* START Text excerpt *

# Question re: studio lighting & D90



## Aenjell (Jan 5, 2010)

I have some older Photographer's Warehouse Medalights model PG3001ML that I had been using with my F5. I have recently upgraded to a D90.  The sales person that sold me the AS-15 adapter to be able to connect my lights said that I needed to check with the lighting manufacturer to make sure there was no "power back" coming through the sync cord to my D90.  It was not a problem if there had been any with the F5 due to it being film but they said it could cause serious problems for my D90. I have been calling and emailing the manufacturer with no response.  
Has anyone had any experience with these particular lights and connecting them to digital cameras?
Thanks


----------



## Big Mike (Jan 5, 2010)

That is called 'flash trigger voltage' and if the lights use a higher trigger voltage than your camera can handle...you would need to find a solution or risk damaging your camera.

With a multimeter, you could measure the voltage for the lights but you need to know what the D90 is rated for.  

I don't know for sure, but I'd guess that the D90 has a fairly high rating, probably as high or higher than your F5.  So if they worked with the F5, they will probably work fine with the D90.  It being a digital body _shouldn't_ matter because we are talking about the flash trigger circuitry, which I would think would be the pretty much the same in either camera.


----------



## IgsEMT (Jan 5, 2010)

I never heard of there being a problem connecting lights the way you do. 
I use this one General Brand | Hot Shoe to PC Adapter | SF943 | B&H Photo Video with either dynalights and/or alienbees and _no problems_


----------

* END Text excerpt *

Retype the passage of the D90 lighting thread between "# Question re: studio" and "with no response.", inclusive. Rely only on the thread above, not on the rows.

* START Provided material *

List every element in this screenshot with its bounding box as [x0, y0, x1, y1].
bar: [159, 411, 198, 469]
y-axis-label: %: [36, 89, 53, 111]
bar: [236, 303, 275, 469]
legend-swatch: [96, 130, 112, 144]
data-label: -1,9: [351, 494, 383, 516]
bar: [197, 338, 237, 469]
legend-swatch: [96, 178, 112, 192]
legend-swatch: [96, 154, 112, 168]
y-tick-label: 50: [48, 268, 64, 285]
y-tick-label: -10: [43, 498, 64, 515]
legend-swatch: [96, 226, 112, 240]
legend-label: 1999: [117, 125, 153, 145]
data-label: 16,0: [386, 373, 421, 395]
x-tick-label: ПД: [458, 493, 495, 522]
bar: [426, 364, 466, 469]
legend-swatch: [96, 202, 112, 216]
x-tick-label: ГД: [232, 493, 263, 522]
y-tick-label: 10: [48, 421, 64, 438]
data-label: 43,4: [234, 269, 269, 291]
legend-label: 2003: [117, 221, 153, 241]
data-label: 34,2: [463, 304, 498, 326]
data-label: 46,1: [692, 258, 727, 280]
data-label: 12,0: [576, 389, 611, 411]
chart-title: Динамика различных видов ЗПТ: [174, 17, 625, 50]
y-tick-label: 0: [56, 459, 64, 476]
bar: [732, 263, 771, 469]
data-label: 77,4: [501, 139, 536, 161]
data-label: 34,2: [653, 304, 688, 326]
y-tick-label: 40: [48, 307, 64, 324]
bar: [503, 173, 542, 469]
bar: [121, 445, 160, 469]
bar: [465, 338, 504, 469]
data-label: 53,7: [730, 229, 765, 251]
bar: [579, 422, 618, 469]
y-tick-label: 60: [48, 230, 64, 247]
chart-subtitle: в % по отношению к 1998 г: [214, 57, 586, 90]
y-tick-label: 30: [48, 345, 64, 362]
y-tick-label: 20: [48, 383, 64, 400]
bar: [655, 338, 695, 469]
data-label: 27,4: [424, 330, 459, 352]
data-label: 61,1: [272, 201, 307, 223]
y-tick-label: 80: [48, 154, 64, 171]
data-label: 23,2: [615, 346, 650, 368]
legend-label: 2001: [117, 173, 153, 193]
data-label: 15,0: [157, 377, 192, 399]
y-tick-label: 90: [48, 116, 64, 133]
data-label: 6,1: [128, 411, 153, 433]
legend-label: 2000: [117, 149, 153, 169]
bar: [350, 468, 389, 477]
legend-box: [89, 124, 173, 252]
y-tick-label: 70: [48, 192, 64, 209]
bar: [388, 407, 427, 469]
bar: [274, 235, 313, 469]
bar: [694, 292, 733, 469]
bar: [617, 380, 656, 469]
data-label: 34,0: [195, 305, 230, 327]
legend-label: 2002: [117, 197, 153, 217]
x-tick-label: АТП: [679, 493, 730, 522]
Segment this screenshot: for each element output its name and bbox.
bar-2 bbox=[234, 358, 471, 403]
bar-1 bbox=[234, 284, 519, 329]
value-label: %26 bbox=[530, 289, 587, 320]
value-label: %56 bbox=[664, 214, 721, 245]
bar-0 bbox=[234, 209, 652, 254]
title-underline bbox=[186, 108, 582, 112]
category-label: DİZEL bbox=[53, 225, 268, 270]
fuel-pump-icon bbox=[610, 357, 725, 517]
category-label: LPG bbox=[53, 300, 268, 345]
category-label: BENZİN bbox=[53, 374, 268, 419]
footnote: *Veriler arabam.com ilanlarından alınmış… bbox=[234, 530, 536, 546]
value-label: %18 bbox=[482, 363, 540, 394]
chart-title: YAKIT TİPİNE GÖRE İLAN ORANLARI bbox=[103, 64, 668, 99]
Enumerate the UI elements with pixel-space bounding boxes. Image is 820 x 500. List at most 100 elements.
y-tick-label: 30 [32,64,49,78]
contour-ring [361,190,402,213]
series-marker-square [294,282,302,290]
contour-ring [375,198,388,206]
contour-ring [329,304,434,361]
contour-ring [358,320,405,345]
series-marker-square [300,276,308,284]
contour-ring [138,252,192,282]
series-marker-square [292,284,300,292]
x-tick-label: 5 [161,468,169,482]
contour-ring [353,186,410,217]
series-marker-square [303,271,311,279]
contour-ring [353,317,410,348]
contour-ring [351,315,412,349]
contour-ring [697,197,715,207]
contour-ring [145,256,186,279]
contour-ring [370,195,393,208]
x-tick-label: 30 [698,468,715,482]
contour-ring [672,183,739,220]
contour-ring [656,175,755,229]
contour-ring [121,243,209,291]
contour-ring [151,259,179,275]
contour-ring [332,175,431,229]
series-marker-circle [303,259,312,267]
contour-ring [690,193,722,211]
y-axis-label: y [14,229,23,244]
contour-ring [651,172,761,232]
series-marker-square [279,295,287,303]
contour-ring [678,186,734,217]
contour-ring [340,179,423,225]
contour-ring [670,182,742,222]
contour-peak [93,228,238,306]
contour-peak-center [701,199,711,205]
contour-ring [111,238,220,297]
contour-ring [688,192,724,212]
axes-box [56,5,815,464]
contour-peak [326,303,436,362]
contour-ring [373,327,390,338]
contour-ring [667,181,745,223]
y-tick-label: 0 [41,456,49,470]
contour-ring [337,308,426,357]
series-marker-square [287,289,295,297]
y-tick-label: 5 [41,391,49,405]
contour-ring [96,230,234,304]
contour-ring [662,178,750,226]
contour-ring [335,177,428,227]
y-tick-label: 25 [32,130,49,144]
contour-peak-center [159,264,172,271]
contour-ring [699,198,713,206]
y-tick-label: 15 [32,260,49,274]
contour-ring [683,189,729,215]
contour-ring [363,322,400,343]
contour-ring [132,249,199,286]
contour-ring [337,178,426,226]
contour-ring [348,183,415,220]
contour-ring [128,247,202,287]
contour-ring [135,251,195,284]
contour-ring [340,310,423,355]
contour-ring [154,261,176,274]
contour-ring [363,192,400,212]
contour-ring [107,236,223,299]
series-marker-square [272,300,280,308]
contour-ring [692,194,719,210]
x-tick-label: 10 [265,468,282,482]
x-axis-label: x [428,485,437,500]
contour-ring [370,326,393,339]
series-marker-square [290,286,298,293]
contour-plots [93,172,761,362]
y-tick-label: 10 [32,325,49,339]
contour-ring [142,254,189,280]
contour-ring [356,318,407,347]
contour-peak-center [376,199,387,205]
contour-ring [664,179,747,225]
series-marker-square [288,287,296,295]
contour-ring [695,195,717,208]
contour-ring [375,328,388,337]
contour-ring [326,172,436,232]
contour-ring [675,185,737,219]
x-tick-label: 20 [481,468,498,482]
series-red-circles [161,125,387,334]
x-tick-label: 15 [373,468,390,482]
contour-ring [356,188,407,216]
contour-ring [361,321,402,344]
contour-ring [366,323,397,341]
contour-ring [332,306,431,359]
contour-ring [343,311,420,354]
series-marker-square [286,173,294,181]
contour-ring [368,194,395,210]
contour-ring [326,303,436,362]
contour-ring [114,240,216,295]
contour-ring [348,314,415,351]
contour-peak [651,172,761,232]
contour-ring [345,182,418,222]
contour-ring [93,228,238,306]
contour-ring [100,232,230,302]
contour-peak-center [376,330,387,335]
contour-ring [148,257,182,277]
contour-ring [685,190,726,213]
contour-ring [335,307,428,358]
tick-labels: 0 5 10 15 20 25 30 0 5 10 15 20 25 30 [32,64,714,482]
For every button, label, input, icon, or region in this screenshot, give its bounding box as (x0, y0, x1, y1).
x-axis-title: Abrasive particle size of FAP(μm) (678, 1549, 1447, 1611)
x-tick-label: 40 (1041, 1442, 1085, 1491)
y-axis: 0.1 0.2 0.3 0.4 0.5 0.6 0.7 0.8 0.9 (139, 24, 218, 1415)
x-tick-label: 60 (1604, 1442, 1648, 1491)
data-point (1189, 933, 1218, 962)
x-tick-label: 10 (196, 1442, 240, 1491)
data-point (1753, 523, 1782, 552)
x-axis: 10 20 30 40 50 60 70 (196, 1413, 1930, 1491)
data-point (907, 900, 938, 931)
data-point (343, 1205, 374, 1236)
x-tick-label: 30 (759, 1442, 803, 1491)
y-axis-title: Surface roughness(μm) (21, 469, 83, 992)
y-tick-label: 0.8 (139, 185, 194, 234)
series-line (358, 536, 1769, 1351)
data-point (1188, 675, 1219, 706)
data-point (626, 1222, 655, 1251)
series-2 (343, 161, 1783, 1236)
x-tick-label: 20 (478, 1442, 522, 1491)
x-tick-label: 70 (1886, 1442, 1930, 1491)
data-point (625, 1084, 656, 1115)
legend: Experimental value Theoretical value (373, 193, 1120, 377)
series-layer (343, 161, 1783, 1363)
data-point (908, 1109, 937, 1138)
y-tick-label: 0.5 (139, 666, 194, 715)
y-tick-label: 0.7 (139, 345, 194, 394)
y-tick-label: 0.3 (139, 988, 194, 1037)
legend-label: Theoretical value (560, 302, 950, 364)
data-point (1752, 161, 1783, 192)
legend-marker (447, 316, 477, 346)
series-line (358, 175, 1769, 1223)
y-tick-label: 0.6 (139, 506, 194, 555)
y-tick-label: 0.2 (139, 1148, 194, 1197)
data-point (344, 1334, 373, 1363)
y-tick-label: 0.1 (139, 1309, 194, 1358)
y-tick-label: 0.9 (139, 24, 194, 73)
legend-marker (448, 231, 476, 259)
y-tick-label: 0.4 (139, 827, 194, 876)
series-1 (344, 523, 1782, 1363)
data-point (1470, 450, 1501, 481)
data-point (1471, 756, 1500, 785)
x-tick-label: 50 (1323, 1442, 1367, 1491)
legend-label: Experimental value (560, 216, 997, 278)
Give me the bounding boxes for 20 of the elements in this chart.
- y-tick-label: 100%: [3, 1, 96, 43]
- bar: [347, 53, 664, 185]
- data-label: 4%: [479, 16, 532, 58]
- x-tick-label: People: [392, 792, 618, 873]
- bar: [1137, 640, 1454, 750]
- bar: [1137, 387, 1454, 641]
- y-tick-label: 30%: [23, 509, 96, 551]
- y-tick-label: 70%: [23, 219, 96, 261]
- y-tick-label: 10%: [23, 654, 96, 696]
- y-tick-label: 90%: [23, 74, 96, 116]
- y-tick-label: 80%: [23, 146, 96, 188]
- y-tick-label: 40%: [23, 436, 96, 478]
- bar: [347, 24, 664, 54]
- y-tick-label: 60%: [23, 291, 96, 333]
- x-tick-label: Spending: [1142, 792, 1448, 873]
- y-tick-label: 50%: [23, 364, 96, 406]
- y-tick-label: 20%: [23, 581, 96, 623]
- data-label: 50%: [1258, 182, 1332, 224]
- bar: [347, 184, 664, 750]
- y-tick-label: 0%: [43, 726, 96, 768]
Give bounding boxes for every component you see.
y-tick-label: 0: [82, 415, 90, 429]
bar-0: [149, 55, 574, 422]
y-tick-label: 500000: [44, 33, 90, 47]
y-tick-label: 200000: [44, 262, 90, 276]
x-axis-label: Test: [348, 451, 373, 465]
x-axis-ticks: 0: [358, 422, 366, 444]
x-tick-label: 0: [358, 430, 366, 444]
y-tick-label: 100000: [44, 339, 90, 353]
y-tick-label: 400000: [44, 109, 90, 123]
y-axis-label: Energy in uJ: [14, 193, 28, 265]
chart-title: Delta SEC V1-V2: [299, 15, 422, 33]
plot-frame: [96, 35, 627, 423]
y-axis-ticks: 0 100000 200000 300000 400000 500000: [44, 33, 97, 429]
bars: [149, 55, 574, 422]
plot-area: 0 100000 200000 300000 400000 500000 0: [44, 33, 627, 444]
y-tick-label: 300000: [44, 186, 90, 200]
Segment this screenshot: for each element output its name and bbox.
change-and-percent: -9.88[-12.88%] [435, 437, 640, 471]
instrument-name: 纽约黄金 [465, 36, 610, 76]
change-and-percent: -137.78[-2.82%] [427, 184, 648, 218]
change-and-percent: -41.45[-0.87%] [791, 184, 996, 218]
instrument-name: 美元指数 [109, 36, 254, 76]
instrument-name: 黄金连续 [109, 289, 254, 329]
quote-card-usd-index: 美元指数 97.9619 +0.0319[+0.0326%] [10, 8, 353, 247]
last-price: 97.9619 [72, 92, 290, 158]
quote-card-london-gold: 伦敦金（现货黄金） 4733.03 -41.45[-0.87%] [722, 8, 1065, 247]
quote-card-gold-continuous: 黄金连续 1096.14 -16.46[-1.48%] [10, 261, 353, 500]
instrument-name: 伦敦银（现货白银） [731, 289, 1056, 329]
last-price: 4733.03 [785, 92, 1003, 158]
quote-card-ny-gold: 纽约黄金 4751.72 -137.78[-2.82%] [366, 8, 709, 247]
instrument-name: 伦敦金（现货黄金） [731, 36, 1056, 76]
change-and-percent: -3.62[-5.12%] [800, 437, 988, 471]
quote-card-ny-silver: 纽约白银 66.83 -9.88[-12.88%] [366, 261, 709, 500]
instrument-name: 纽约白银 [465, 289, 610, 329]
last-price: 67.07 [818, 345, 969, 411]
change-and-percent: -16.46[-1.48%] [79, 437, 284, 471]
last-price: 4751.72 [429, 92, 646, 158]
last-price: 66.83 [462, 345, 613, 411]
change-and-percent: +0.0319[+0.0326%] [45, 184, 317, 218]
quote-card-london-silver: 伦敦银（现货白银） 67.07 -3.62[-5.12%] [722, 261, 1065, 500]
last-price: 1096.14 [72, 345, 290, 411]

* END Provided material *

Solution for this problem:
# Question re: studio lighting & D90



## Aenjell (Jan 5, 2010)

I have some older Photographer's Warehouse Medalights model PG3001ML that I had been using with my F5. I have recently upgraded to a D90.  The sales person that sold me the AS-15 adapter to be able to connect my lights said that I needed to check with the lighting manufacturer to make sure there was no "power back" coming through the sync cord to my D90.  It was not a problem if there had been any with the F5 due to it being film but they said it could cause serious problems for my D90. I have been calling and emailing the manufacturer with no response.